▶ **TASK**:
Set down the full listing exactly, character for character.

[Figure dataset records]
▽

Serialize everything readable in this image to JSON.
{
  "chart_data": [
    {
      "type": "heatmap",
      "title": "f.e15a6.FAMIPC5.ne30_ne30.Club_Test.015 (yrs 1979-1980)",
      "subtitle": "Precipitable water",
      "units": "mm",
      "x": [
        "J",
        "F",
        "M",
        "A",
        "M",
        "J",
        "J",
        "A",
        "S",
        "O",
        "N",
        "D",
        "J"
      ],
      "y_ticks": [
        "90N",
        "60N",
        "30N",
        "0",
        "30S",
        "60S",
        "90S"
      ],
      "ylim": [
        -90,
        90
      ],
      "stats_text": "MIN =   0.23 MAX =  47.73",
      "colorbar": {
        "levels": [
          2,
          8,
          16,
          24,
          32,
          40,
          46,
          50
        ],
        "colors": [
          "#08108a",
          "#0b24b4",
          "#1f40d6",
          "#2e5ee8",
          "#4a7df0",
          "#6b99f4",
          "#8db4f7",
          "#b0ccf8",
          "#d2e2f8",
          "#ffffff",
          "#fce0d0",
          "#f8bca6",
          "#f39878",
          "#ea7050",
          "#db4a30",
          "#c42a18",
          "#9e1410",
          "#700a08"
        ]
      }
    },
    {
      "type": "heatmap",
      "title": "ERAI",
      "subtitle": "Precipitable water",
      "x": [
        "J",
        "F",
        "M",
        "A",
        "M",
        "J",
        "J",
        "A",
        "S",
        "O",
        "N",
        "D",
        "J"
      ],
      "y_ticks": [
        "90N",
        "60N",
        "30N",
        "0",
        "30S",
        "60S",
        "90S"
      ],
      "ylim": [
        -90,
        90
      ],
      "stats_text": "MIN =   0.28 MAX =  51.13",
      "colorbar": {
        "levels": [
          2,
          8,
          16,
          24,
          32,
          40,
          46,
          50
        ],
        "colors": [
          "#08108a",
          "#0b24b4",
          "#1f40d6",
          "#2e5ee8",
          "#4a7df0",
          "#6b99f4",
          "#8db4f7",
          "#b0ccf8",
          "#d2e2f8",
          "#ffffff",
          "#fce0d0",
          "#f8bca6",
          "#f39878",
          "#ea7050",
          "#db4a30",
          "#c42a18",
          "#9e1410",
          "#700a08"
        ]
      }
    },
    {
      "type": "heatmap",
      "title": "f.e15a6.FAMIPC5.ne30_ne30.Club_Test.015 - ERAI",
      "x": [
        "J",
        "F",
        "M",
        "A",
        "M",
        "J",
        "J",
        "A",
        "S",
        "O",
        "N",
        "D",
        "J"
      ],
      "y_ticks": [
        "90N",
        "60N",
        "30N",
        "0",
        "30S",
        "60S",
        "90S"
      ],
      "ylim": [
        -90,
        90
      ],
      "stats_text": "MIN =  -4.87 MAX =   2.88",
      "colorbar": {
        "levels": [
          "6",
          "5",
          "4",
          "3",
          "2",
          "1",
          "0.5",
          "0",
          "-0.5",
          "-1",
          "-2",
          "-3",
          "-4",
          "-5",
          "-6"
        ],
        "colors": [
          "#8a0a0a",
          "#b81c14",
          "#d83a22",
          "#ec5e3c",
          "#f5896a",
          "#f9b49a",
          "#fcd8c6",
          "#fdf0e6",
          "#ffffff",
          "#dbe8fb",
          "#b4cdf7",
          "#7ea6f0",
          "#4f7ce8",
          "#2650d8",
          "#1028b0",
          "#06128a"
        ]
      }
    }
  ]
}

△

▶ **TASK RESPONSE**:
Serialize everything readable in this image to JSON.
{
  "chart_data": [
    {
      "type": "heatmap",
      "title": "f.e15a6.FAMIPC5.ne30_ne30.Club_Test.015 (yrs 1979-1980)",
      "subtitle": "Precipitable water",
      "units": "mm",
      "x": [
        "J",
        "F",
        "M",
        "A",
        "M",
        "J",
        "J",
        "A",
        "S",
        "O",
        "N",
        "D",
        "J"
      ],
      "y_ticks": [
        "90N",
        "60N",
        "30N",
        "0",
        "30S",
        "60S",
        "90S"
      ],
      "ylim": [
        -90,
        90
      ],
      "stats_text": "MIN =   0.23 MAX =  47.73",
      "colorbar": {
        "levels": [
          2,
          8,
          16,
          24,
          32,
          40,
          46,
          50
        ],
        "colors": [
          "#08108a",
          "#0b24b4",
          "#1f40d6",
          "#2e5ee8",
          "#4a7df0",
          "#6b99f4",
          "#8db4f7",
          "#b0ccf8",
          "#d2e2f8",
          "#ffffff",
          "#fce0d0",
          "#f8bca6",
          "#f39878",
          "#ea7050",
          "#db4a30",
          "#c42a18",
          "#9e1410",
          "#700a08"
        ]
      }
    },
    {
      "type": "heatmap",
      "title": "ERAI",
      "subtitle": "Precipitable water",
      "x": [
        "J",
        "F",
        "M",
        "A",
        "M",
        "J",
        "J",
        "A",
        "S",
        "O",
        "N",
        "D",
        "J"
      ],
      "y_ticks": [
        "90N",
        "60N",
        "30N",
        "0",
        "30S",
        "60S",
        "90S"
      ],
      "ylim": [
        -90,
        90
      ],
      "stats_text": "MIN =   0.28 MAX =  51.13",
      "colorbar": {
        "levels": [
          2,
          8,
          16,
          24,
          32,
          40,
          46,
          50
        ],
        "colors": [
          "#08108a",
          "#0b24b4",
          "#1f40d6",
          "#2e5ee8",
          "#4a7df0",
          "#6b99f4",
          "#8db4f7",
          "#b0ccf8",
          "#d2e2f8",
          "#ffffff",
          "#fce0d0",
          "#f8bca6",
          "#f39878",
          "#ea7050",
          "#db4a30",
          "#c42a18",
          "#9e1410",
          "#700a08"
        ]
      }
    },
    {
      "type": "heatmap",
      "title": "f.e15a6.FAMIPC5.ne30_ne30.Club_Test.015 - ERAI",
      "x": [
        "J",
        "F",
        "M",
        "A",
        "M",
        "J",
        "J",
        "A",
        "S",
        "O",
        "N",
        "D",
        "J"
      ],
      "y_ticks": [
        "90N",
        "60N",
        "30N",
        "0",
        "30S",
        "60S",
        "90S"
      ],
      "ylim": [
        -90,
        90
      ],
      "stats_text": "MIN =  -4.87 MAX =   2.88",
      "colorbar": {
        "levels": [
          "6",
          "5",
          "4",
          "3",
          "2",
          "1",
          "0.5",
          "0",
          "-0.5",
          "-1",
          "-2",
          "-3",
          "-4",
          "-5",
          "-6"
        ],
        "colors": [
          "#8a0a0a",
          "#b81c14",
          "#d83a22",
          "#ec5e3c",
          "#f5896a",
          "#f9b49a",
          "#fcd8c6",
          "#fdf0e6",
          "#ffffff",
          "#dbe8fb",
          "#b4cdf7",
          "#7ea6f0",
          "#4f7ce8",
          "#2650d8",
          "#1028b0",
          "#06128a"
        ]
      }
    }
  ]
}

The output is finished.